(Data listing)
+===+

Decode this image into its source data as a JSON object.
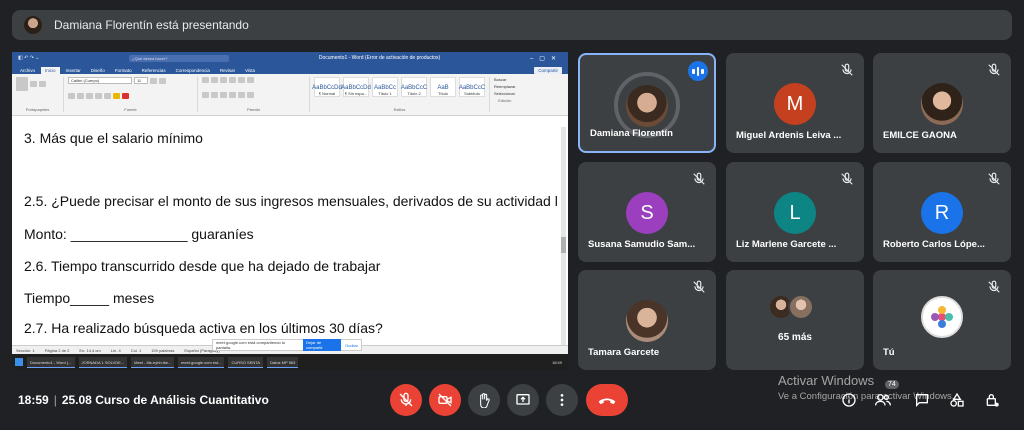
{
  "banner": {
    "text": "Damiana Florentín está presentando"
  },
  "word": {
    "doc_title": "Documento1 - Word (Error de activación de productos)",
    "search": "¿Qué desea hacer?",
    "tabs": [
      "Archivo",
      "Inicio",
      "Insertar",
      "Diseño",
      "Formato",
      "Referencias",
      "Correspondencia",
      "Revisar",
      "Vista"
    ],
    "share": "Compartir",
    "font_name": "Calibri (Cuerpo)",
    "font_size": "11",
    "groups": [
      "Portapapeles",
      "Fuente",
      "Párrafo",
      "Estilos",
      "Edición"
    ],
    "styles": [
      {
        "sample": "AaBbCcDd",
        "name": "¶ Normal"
      },
      {
        "sample": "AaBbCcDd",
        "name": "¶ Sin espa..."
      },
      {
        "sample": "AaBbCc",
        "name": "Título 1"
      },
      {
        "sample": "AaBbCcC",
        "name": "Título 2"
      },
      {
        "sample": "AaB",
        "name": "Título"
      },
      {
        "sample": "AaBbCcC",
        "name": "Subtítulo"
      }
    ],
    "edit": [
      "Buscar",
      "Reemplazar",
      "Seleccionar"
    ],
    "lines": [
      "3. Más que el salario mínimo",
      "2.5. ¿Puede precisar el monto de sus ingresos mensuales, derivados de su actividad l",
      "Monto: _______________ guaraníes",
      "2.6. Tiempo transcurrido desde que ha dejado de trabajar",
      "Tiempo_____ meses",
      "2.7. Ha realizado búsqueda activa en los últimos 30 días?"
    ],
    "status": [
      "Sección: 1",
      "Página 2 de 2",
      "En: 14,4 cm",
      "Lín. 4",
      "Col. 1",
      "159 palabras",
      "Español (Paraguay)"
    ],
    "share_notice": {
      "text": "meet.google.com está compartiendo tu pantalla.",
      "stop": "Dejar de compartir",
      "hide": "Ocultar"
    },
    "tasks": [
      "Documento1 - Word (...",
      "JORNADA 1 SOLVDE...",
      "Meet - 8ls-eyhh-ltw...",
      "meet.google.com est...",
      "CURSO SENTA",
      "Datos MP 963"
    ],
    "clock": "18:59"
  },
  "tiles": [
    {
      "name": "Damiana Florentín",
      "icon": "speaking-indicator"
    },
    {
      "name": "Miguel Ardenis Leiva ...",
      "initial": "M",
      "color": "#c5401f"
    },
    {
      "name": "EMILCE GAONA"
    },
    {
      "name": "Susana Samudio Sam...",
      "initial": "S",
      "color": "#9b3fbf"
    },
    {
      "name": "Liz Marlene Garcete ...",
      "initial": "L",
      "color": "#0d8585"
    },
    {
      "name": "Roberto Carlos Lópe...",
      "initial": "R",
      "color": "#1a73e8"
    },
    {
      "name": "Tamara Garcete"
    },
    {
      "more_label": "65 más"
    },
    {
      "name": "Tú"
    }
  ],
  "bottom": {
    "time": "18:59",
    "meeting": "25.08 Curso de Análisis Cuantitativo",
    "participants_count": "74",
    "watermark_title": "Activar Windows",
    "watermark_sub": "Ve a Configuración para activar Windows."
  }
}
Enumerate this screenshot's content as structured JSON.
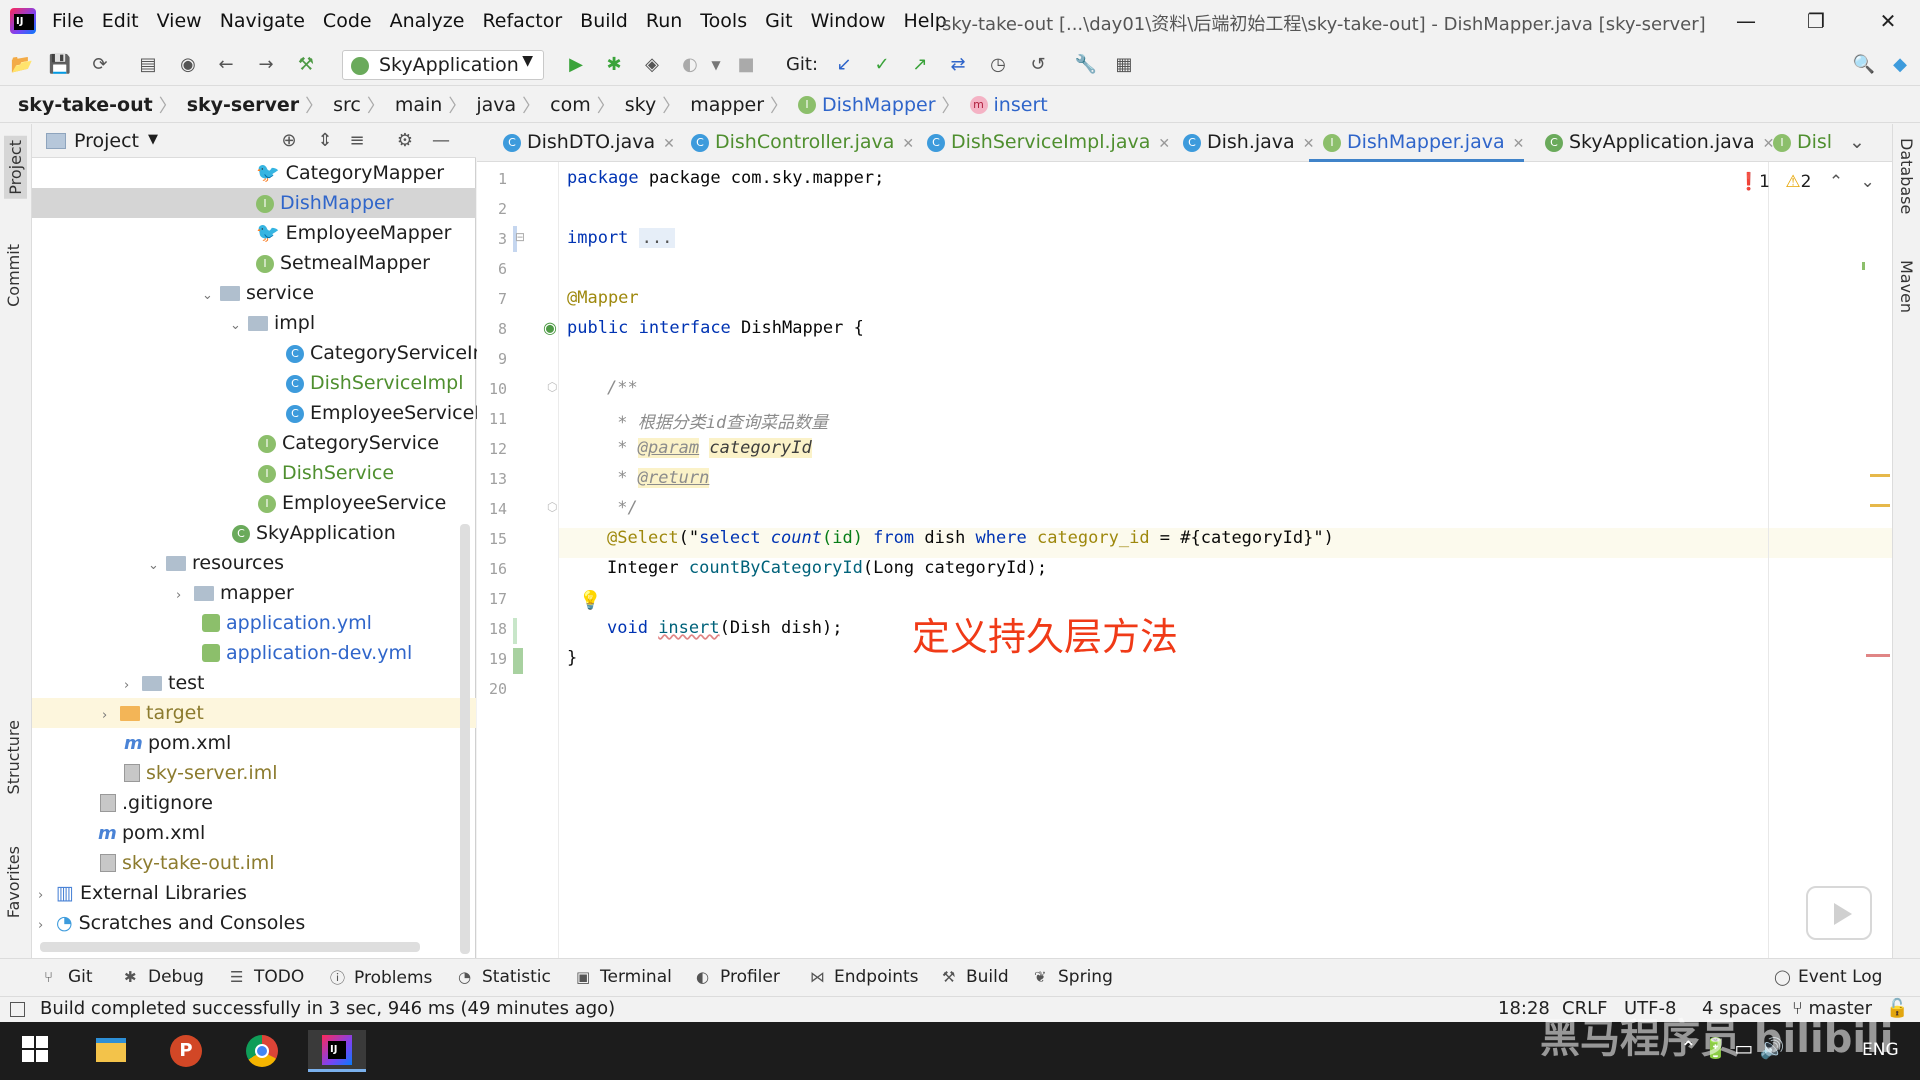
{
  "menubar": {
    "items": [
      "File",
      "Edit",
      "View",
      "Navigate",
      "Code",
      "Analyze",
      "Refactor",
      "Build",
      "Run",
      "Tools",
      "Git",
      "Window",
      "Help"
    ],
    "title": "sky-take-out [...\\day01\\资料\\后端初始工程\\sky-take-out] - DishMapper.java [sky-server]",
    "minimize": "—",
    "restore": "❐",
    "close": "✕"
  },
  "toolbar": {
    "run_config": "SkyApplication",
    "git_label": "Git:"
  },
  "breadcrumb": [
    "sky-take-out",
    "sky-server",
    "src",
    "main",
    "java",
    "com",
    "sky",
    "mapper",
    "DishMapper",
    "insert"
  ],
  "left_strip": {
    "tabs": [
      "Project",
      "Commit",
      "Structure",
      "Favorites"
    ]
  },
  "right_strip": {
    "tabs": [
      "Database",
      "Maven"
    ]
  },
  "project_panel": {
    "title": "Project",
    "tree": [
      {
        "label": "CategoryMapper",
        "color": "",
        "icon": "mybatis-bird-icon"
      },
      {
        "label": "DishMapper",
        "color": "blue",
        "icon": "interface-icon"
      },
      {
        "label": "EmployeeMapper",
        "color": "",
        "icon": "mybatis-bird-icon"
      },
      {
        "label": "SetmealMapper",
        "color": "",
        "icon": "interface-icon"
      },
      {
        "label": "service",
        "color": "",
        "icon": "folder-icon"
      },
      {
        "label": "impl",
        "color": "",
        "icon": "folder-icon"
      },
      {
        "label": "CategoryServiceIm",
        "color": "",
        "icon": "class-icon"
      },
      {
        "label": "DishServiceImpl",
        "color": "green",
        "icon": "class-icon"
      },
      {
        "label": "EmployeeServiceIm",
        "color": "",
        "icon": "class-icon"
      },
      {
        "label": "CategoryService",
        "color": "",
        "icon": "interface-icon"
      },
      {
        "label": "DishService",
        "color": "green",
        "icon": "interface-icon"
      },
      {
        "label": "EmployeeService",
        "color": "",
        "icon": "interface-icon"
      },
      {
        "label": "SkyApplication",
        "color": "",
        "icon": "spring-class-icon"
      },
      {
        "label": "resources",
        "color": "",
        "icon": "folder-icon"
      },
      {
        "label": "mapper",
        "color": "",
        "icon": "folder-icon"
      },
      {
        "label": "application.yml",
        "color": "blue",
        "icon": "yml-icon"
      },
      {
        "label": "application-dev.yml",
        "color": "blue",
        "icon": "yml-icon"
      },
      {
        "label": "test",
        "color": "",
        "icon": "folder-icon"
      },
      {
        "label": "target",
        "color": "olive",
        "icon": "folder-orange-icon"
      },
      {
        "label": "pom.xml",
        "color": "",
        "icon": "maven-icon"
      },
      {
        "label": "sky-server.iml",
        "color": "olive",
        "icon": "iml-file-icon"
      },
      {
        "label": ".gitignore",
        "color": "",
        "icon": "file-icon"
      },
      {
        "label": "pom.xml",
        "color": "",
        "icon": "maven-icon"
      },
      {
        "label": "sky-take-out.iml",
        "color": "olive",
        "icon": "iml-file-icon"
      },
      {
        "label": "External Libraries",
        "color": "",
        "icon": "library-icon"
      },
      {
        "label": "Scratches and Consoles",
        "color": "",
        "icon": "scratch-icon"
      }
    ]
  },
  "editor_tabs": [
    {
      "label": "DishDTO.java",
      "active": false
    },
    {
      "label": "DishController.java",
      "active": false
    },
    {
      "label": "DishServiceImpl.java",
      "active": false
    },
    {
      "label": "Dish.java",
      "active": false
    },
    {
      "label": "DishMapper.java",
      "active": true
    },
    {
      "label": "SkyApplication.java",
      "active": false
    },
    {
      "label": "Disl",
      "active": false
    }
  ],
  "editor": {
    "line_numbers": [
      "1",
      "2",
      "3",
      "6",
      "7",
      "8",
      "9",
      "10",
      "11",
      "12",
      "13",
      "14",
      "15",
      "16",
      "17",
      "18",
      "19",
      "20"
    ],
    "line1": "package com.sky.mapper;",
    "import_kw": "import",
    "import_dots": "...",
    "mapper_ann": "@Mapper",
    "l8_public": "public",
    "l8_interface": "interface",
    "l8_name": "DishMapper {",
    "l10": "/**",
    "l11": " * 根据分类id查询菜品数量",
    "l12_star": " * ",
    "l12_tag": "@param",
    "l12_param": "categoryId",
    "l13_star": " * ",
    "l13_tag": "@return",
    "l14": " */",
    "l15_ann": "@Select",
    "l15_open": "(\"",
    "l15_sql1": "select ",
    "l15_count": "count",
    "l15_sql2": "(id) ",
    "l15_from": "from",
    "l15_sql3": " dish ",
    "l15_where": "where",
    "l15_col": " category_id",
    "l15_rest": " = #{categoryId}",
    "l15_close": "\")",
    "l16_type": "Integer ",
    "l16_fn": "countByCategoryId",
    "l16_rest": "(Long categoryId);",
    "l18_void": "void ",
    "l18_fn": "insert",
    "l18_rest": "(Dish dish);",
    "l19": "}",
    "errors": "1",
    "warnings": "2",
    "overlay": "定义持久层方法"
  },
  "bottom_tools": [
    "Git",
    "Debug",
    "TODO",
    "Problems",
    "Statistic",
    "Terminal",
    "Profiler",
    "Endpoints",
    "Build",
    "Spring",
    "Event Log"
  ],
  "status": {
    "message": "Build completed successfully in 3 sec, 946 ms (49 minutes ago)",
    "position": "18:28",
    "line_sep": "CRLF",
    "encoding": "UTF-8",
    "indent": "4 spaces",
    "branch": "master"
  },
  "taskbar": {
    "lang": "ENG"
  },
  "watermark": "黑马程序员 bilibili"
}
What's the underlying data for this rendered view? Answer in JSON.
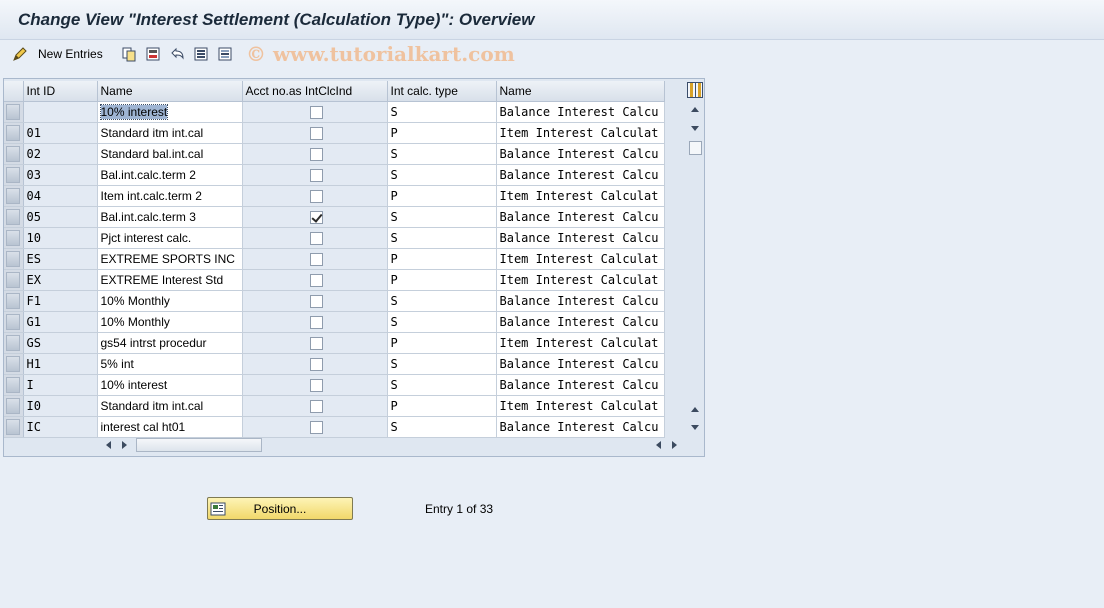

+===+

* OBJECTIVE *
Gather each line that holds "Florentín".

* THE RESULT *
    "text": "Damiana Florentín está presentando"
      "name": "Damiana Florentín",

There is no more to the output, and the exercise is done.